## Testo mostrato
------------------------------------------------------------
Le previsioni di Bill Gates, fondatore di Microsoft, sono sempre state ascoltate con attenzione, soprattutto dopo la pandemia, dato che aveva previsto che qualcosa di simile sarebbe potuto accadere. Ora, il magnate ha lanciato una nuova ‘profezia’ che, secondo lui, si avvererà in un lasso di tempo di cinque anni.
Secondo Gates, l’Intelligenza Artificiale (IA) trasformerà completamente il mondo nel prossimo lustro. L’ascesa di questa tecnologia ha generato timori che possa provocare la distruzione di milioni di posti di lavoro in tutto il mondo. Il Fondo Monetario Internazionale ha riferito questa settimana che circa il 40% dei lavori potrebbe essere influenzato dall’aumento dell’IA.
In un’intervista alla CNN, Gates non si è mostrato necessariamente in disaccordo con questa ipotesi, ma crede che la storia dimostri che con ogni nuova tecnologia arriva la paura e poi una nuova opportunità. “Come è successo con la produttività agricola nel 1900, la gente diceva: ‘Ehi, cosa farà la gente?’ In realtà, sono state create molte cose nuove, molte nuove categorie lavorative e siamo molto meglio di quando tutti lavoravano nei campi”, ha detto Gates prima di garantire: “Sarà così”.
------------------------------------------------------------
(Dati archiviati)
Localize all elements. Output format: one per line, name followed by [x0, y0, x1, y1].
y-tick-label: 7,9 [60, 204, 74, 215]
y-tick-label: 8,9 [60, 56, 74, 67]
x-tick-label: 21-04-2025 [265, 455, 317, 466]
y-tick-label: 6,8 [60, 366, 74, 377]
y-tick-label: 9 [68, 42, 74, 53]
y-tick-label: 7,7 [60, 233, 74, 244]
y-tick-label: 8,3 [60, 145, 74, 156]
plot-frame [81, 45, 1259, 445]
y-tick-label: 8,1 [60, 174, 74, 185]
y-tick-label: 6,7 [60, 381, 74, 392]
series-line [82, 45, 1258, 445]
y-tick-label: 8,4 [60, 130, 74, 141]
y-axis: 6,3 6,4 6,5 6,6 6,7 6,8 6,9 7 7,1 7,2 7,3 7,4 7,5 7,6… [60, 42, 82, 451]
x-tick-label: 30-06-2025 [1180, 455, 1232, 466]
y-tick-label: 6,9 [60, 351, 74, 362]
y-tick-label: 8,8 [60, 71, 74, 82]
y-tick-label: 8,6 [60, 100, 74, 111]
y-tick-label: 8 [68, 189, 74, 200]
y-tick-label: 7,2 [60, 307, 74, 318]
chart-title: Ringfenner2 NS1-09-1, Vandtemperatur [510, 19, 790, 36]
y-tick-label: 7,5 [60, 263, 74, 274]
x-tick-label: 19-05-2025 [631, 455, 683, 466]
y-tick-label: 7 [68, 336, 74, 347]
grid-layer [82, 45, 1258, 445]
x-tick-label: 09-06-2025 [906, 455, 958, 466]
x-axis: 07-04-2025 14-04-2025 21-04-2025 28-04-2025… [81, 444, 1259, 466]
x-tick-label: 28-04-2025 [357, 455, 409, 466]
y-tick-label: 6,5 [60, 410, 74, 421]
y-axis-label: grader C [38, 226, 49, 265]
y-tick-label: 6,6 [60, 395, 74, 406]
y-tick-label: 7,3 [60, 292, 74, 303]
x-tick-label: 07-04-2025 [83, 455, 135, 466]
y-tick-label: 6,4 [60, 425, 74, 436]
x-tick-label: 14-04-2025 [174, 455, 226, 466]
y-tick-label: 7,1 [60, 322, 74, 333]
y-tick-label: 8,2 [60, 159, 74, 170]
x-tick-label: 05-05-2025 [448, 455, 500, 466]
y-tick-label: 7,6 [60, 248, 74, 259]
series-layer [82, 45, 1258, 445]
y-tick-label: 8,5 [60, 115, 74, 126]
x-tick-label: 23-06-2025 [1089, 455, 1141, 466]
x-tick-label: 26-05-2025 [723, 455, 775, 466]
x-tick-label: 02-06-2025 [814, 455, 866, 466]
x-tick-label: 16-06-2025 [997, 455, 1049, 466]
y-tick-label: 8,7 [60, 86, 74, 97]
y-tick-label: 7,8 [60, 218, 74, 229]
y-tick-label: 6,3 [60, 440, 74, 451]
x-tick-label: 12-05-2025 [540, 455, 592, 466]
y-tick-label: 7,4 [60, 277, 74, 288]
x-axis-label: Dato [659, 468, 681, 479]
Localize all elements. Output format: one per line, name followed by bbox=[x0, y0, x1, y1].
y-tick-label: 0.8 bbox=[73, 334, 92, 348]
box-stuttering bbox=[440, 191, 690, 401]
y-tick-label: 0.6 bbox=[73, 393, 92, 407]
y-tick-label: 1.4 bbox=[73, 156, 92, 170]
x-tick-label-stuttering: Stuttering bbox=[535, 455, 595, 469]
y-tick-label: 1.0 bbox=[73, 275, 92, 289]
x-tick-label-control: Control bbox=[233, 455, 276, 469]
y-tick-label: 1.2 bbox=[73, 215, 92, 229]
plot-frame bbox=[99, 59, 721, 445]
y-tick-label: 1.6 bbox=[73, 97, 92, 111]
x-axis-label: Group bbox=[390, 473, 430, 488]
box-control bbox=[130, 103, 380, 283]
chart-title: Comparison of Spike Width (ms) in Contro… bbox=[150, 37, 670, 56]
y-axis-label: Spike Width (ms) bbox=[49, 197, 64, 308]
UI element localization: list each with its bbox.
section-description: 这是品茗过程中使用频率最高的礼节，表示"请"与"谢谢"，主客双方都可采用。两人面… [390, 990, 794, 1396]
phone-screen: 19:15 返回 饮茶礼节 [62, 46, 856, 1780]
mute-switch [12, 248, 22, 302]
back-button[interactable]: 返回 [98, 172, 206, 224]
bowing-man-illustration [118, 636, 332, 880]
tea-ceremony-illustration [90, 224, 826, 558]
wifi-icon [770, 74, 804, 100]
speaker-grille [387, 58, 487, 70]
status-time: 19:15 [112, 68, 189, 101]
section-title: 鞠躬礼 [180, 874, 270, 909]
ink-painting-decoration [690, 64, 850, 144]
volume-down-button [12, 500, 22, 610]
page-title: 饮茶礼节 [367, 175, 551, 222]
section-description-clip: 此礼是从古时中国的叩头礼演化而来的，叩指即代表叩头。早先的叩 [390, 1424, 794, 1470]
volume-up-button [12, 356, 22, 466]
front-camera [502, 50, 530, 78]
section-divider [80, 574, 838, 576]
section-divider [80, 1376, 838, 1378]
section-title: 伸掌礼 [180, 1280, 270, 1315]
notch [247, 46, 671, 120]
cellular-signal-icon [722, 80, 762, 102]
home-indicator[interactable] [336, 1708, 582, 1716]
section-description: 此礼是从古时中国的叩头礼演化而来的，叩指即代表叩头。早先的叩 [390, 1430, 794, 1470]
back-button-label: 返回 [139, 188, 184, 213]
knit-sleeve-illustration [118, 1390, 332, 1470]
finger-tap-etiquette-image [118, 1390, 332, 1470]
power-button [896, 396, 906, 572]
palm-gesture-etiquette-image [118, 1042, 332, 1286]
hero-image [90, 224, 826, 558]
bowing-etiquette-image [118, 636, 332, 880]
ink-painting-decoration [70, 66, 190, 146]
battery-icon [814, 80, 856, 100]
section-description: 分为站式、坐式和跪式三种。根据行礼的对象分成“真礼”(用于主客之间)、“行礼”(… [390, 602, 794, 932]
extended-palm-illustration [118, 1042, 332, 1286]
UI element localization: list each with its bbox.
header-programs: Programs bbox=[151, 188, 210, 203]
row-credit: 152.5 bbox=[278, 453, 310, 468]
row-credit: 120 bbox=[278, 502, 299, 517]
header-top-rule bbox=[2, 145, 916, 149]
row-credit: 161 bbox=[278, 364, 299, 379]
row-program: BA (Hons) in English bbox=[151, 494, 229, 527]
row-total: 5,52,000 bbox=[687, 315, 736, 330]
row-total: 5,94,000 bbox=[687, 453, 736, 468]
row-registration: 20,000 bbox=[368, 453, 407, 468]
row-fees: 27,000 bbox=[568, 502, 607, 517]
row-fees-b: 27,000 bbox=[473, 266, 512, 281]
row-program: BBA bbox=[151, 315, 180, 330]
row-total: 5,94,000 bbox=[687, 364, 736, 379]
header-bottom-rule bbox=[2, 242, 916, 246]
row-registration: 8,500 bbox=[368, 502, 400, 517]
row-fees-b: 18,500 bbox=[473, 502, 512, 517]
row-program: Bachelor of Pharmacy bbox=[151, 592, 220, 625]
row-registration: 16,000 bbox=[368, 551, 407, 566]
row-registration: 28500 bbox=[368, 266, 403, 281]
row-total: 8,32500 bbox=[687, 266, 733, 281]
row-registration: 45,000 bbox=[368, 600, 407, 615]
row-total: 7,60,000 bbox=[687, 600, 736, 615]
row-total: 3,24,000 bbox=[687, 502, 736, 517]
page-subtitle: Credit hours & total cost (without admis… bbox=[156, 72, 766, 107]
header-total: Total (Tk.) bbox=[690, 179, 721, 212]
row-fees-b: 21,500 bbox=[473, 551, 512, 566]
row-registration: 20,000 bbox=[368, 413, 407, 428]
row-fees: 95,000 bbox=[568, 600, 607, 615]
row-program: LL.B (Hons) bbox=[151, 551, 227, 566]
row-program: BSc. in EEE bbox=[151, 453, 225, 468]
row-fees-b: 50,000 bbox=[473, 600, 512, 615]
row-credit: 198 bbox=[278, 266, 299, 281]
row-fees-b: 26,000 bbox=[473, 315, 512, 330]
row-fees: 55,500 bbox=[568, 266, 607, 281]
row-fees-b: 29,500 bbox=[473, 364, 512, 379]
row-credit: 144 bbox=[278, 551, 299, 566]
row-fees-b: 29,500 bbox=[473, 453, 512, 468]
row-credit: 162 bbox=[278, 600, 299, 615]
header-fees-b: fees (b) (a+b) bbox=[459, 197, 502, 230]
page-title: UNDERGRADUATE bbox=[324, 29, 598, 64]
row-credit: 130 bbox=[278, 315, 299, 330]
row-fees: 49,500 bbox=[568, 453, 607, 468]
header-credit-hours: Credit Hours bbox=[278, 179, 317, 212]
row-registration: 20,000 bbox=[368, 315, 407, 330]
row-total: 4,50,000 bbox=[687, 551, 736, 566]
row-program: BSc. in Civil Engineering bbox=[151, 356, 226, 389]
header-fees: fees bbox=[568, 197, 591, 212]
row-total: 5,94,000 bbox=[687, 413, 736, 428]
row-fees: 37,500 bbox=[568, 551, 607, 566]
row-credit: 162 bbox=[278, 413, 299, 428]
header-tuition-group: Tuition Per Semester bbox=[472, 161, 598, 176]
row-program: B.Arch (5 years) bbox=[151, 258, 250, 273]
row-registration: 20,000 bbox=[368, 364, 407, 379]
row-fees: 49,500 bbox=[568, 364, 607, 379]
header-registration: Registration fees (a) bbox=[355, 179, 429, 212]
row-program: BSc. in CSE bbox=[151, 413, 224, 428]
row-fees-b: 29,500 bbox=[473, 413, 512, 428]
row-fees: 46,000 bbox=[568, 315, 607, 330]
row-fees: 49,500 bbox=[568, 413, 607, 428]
------------------------------------------------------------
## Cosa fare
Riprendi l'articolo sulla previsione di Bill Gates riguardo all'Intelligenza Artificiale e proseguilo a partire dall'ultima frase riportata.

## Risposta scritta
Gates ha avvertito che l’IA renderà la vita di tutti più facile, sottolineando in particolare che migliorerà il lavoro dei medici. Dato che non è necessario “molto nuovo hardware”, Gates ha anticipato che l’accesso all’IA avverrà attraverso il “telefono o il computer che già possiedi, connesso attraverso la connessione internet che già hai”.
Per Gates, nel 2024 si compirà un anno da quando è diventato nonno per la prima volta. Quindi, la lettera che scrive è indirizzata alla sua nipote pensando “al mondo che erediterà e a come sarà tra decenni, quando la sua generazione sarà al comando”. Uno dei primi argomenti che affronta è l’IA, ricordando i tempi della rivoluzione di internet e come ha cambiato il mondo.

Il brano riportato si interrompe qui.